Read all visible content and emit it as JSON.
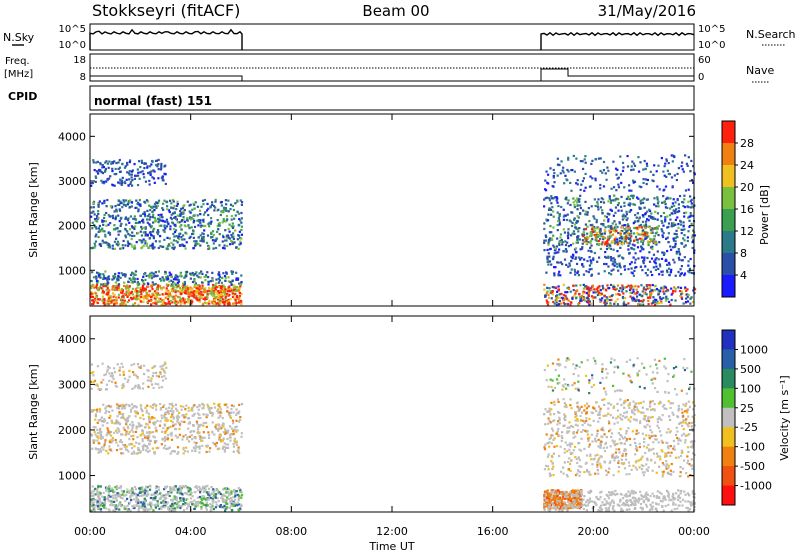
{
  "header": {
    "station": "Stokkseyri (fitACF)",
    "beam": "Beam 00",
    "date": "31/May/2016"
  },
  "noise_panel": {
    "left_label": "N.Sky",
    "left_ticks": [
      "10^5",
      "10^0"
    ],
    "right_ticks": [
      "10^5",
      "10^0"
    ],
    "right_label": "N.Search"
  },
  "freq_panel": {
    "left_label_1": "Freq.",
    "left_label_2": "[MHz]",
    "left_ticks": [
      "18",
      "8"
    ],
    "right_ticks": [
      "60",
      "0"
    ],
    "right_label": "Nave"
  },
  "cpid_panel": {
    "label": "CPID",
    "mode": "normal (fast) 151"
  },
  "chart_data": [
    {
      "type": "heatmap",
      "name": "power",
      "ylabel": "Slant Range [km]",
      "yticks": [
        "4000",
        "3000",
        "2000",
        "1000"
      ],
      "colorbar_label": "Power [dB]",
      "colorbar_ticks": [
        "28",
        "24",
        "20",
        "16",
        "12",
        "8",
        "4"
      ],
      "colorbar_colors": [
        "#1a1aff",
        "#2a4fa8",
        "#2a7a8a",
        "#3aa050",
        "#7ac040",
        "#f0c020",
        "#f08010",
        "#ff2010"
      ]
    },
    {
      "type": "heatmap",
      "name": "velocity",
      "ylabel": "Slant Range [km]",
      "yticks": [
        "4000",
        "3000",
        "2000",
        "1000"
      ],
      "colorbar_label": "Velocity [m s⁻¹]",
      "colorbar_ticks": [
        "1000",
        "500",
        "100",
        "25",
        "-25",
        "-100",
        "-500",
        "-1000"
      ],
      "colorbar_colors": [
        "#2030c0",
        "#2860a8",
        "#2a8a60",
        "#50c030",
        "#c0c0c0",
        "#f0c020",
        "#f08010",
        "#f05010",
        "#ff1010"
      ],
      "xlabel": "Time UT",
      "xticks": [
        "00:00",
        "04:00",
        "08:00",
        "12:00",
        "16:00",
        "20:00",
        "00:00"
      ]
    }
  ]
}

* * * * *

Prompt:
Repeat each record exactly as shown above, dropping all images.

Expected output:
Read all visible content and emit it as JSON.
{
  "header": {
    "station": "Stokkseyri (fitACF)",
    "beam": "Beam 00",
    "date": "31/May/2016"
  },
  "noise_panel": {
    "left_label": "N.Sky",
    "left_ticks": [
      "10^5",
      "10^0"
    ],
    "right_ticks": [
      "10^5",
      "10^0"
    ],
    "right_label": "N.Search"
  },
  "freq_panel": {
    "left_label_1": "Freq.",
    "left_label_2": "[MHz]",
    "left_ticks": [
      "18",
      "8"
    ],
    "right_ticks": [
      "60",
      "0"
    ],
    "right_label": "Nave"
  },
  "cpid_panel": {
    "label": "CPID",
    "mode": "normal (fast) 151"
  },
  "chart_data": [
    {
      "type": "heatmap",
      "name": "power",
      "ylabel": "Slant Range [km]",
      "yticks": [
        "4000",
        "3000",
        "2000",
        "1000"
      ],
      "colorbar_label": "Power [dB]",
      "colorbar_ticks": [
        "28",
        "24",
        "20",
        "16",
        "12",
        "8",
        "4"
      ],
      "colorbar_colors": [
        "#1a1aff",
        "#2a4fa8",
        "#2a7a8a",
        "#3aa050",
        "#7ac040",
        "#f0c020",
        "#f08010",
        "#ff2010"
      ]
    },
    {
      "type": "heatmap",
      "name": "velocity",
      "ylabel": "Slant Range [km]",
      "yticks": [
        "4000",
        "3000",
        "2000",
        "1000"
      ],
      "colorbar_label": "Velocity [m s⁻¹]",
      "colorbar_ticks": [
        "1000",
        "500",
        "100",
        "25",
        "-25",
        "-100",
        "-500",
        "-1000"
      ],
      "colorbar_colors": [
        "#2030c0",
        "#2860a8",
        "#2a8a60",
        "#50c030",
        "#c0c0c0",
        "#f0c020",
        "#f08010",
        "#f05010",
        "#ff1010"
      ],
      "xlabel": "Time UT",
      "xticks": [
        "00:00",
        "04:00",
        "08:00",
        "12:00",
        "16:00",
        "20:00",
        "00:00"
      ]
    }
  ]
}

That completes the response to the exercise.